-- Start SUPPLIED INFORMATION --

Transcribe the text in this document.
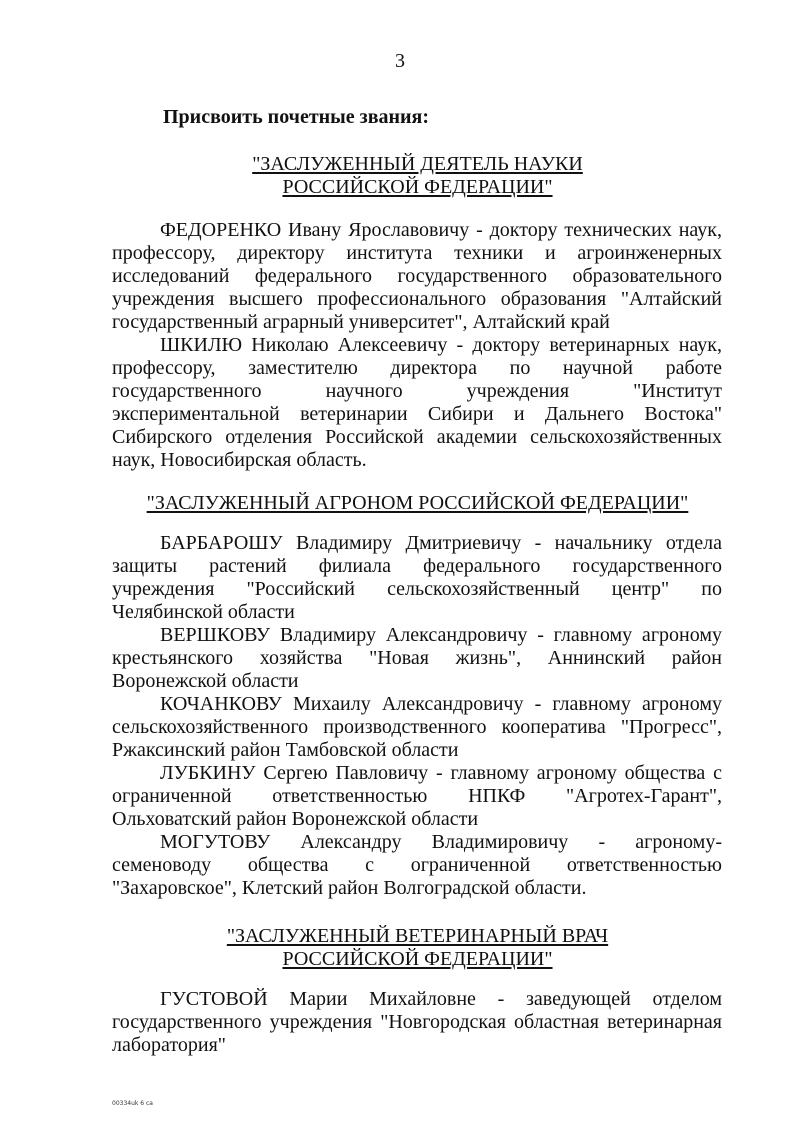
3
Присвоить почетные звания:
"ЗАСЛУЖЕННЫЙ ДЕЯТЕЛЬ НАУКИ
РОССИЙСКОЙ ФЕДЕРАЦИИ"
ФЕДОРЕНКО Ивану Ярославовичу - доктору технических наук,
профессору, директору института техники и агроинженерных
исследований федерального государственного образовательного
учреждения высшего профессионального образования "Алтайский
государственный аграрный университет", Алтайский край
ШКИЛЮ Николаю Алексеевичу - доктору ветеринарных наук,
профессору, заместителю директора по научной работе
государственного научного учреждения "Институт
экспериментальной ветеринарии Сибири и Дальнего Востока"
Сибирского отделения Российской академии сельскохозяйственных
наук, Новосибирская область.
"ЗАСЛУЖЕННЫЙ АГРОНОМ РОССИЙСКОЙ ФЕДЕРАЦИИ"
БАРБАРОШУ Владимиру Дмитриевичу - начальнику отдела
защиты растений филиала федерального государственного
учреждения "Российский сельскохозяйственный центр" по
Челябинской области
ВЕРШКОВУ Владимиру Александровичу - главному агроному
крестьянского хозяйства "Новая жизнь", Аннинский район
Воронежской области
КОЧАНКОВУ Михаилу Александровичу - главному агроному
сельскохозяйственного производственного кооператива "Прогресс",
Ржаксинский район Тамбовской области
ЛУБКИНУ Сергею Павловичу - главному агроному общества с
ограниченной ответственностью НПКФ "Агротех-Гарант",
Ольховатский район Воронежской области
МОГУТОВУ Александру Владимировичу - агроному-
семеноводу общества с ограниченной ответственностью
"Захаровское", Клетский район Волгоградской области.
"ЗАСЛУЖЕННЫЙ ВЕТЕРИНАРНЫЙ ВРАЧ
РОССИЙСКОЙ ФЕДЕРАЦИИ"
ГУСТОВОЙ Марии Михайловне - заведующей отделом
государственного учреждения "Новгородская областная ветеринарная
лаборатория"
00334uk 6 ca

-- End SUPPLIED INFORMATION --

▸ **EXERCISE OBJECTIVE**
Exactly reproduce the entries above, minus the pictures.

▸ **TASK ANSWER**
Transcribe the text in this document.
3
Присвоить почетные звания:
"ЗАСЛУЖЕННЫЙ ДЕЯТЕЛЬ НАУКИ
РОССИЙСКОЙ ФЕДЕРАЦИИ"
ФЕДОРЕНКО Ивану Ярославовичу - доктору технических наук,
профессору, директору института техники и агроинженерных
исследований федерального государственного образовательного
учреждения высшего профессионального образования "Алтайский
государственный аграрный университет", Алтайский край
ШКИЛЮ Николаю Алексеевичу - доктору ветеринарных наук,
профессору, заместителю директора по научной работе
государственного научного учреждения "Институт
экспериментальной ветеринарии Сибири и Дальнего Востока"
Сибирского отделения Российской академии сельскохозяйственных
наук, Новосибирская область.
"ЗАСЛУЖЕННЫЙ АГРОНОМ РОССИЙСКОЙ ФЕДЕРАЦИИ"
БАРБАРОШУ Владимиру Дмитриевичу - начальнику отдела
защиты растений филиала федерального государственного
учреждения "Российский сельскохозяйственный центр" по
Челябинской области
ВЕРШКОВУ Владимиру Александровичу - главному агроному
крестьянского хозяйства "Новая жизнь", Аннинский район
Воронежской области
КОЧАНКОВУ Михаилу Александровичу - главному агроному
сельскохозяйственного производственного кооператива "Прогресс",
Ржаксинский район Тамбовской области
ЛУБКИНУ Сергею Павловичу - главному агроному общества с
ограниченной ответственностью НПКФ "Агротех-Гарант",
Ольховатский район Воронежской области
МОГУТОВУ Александру Владимировичу - агроному-
семеноводу общества с ограниченной ответственностью
"Захаровское", Клетский район Волгоградской области.
"ЗАСЛУЖЕННЫЙ ВЕТЕРИНАРНЫЙ ВРАЧ
РОССИЙСКОЙ ФЕДЕРАЦИИ"
ГУСТОВОЙ Марии Михайловне - заведующей отделом
государственного учреждения "Новгородская областная ветеринарная
лаборатория"
00334uk 6 ca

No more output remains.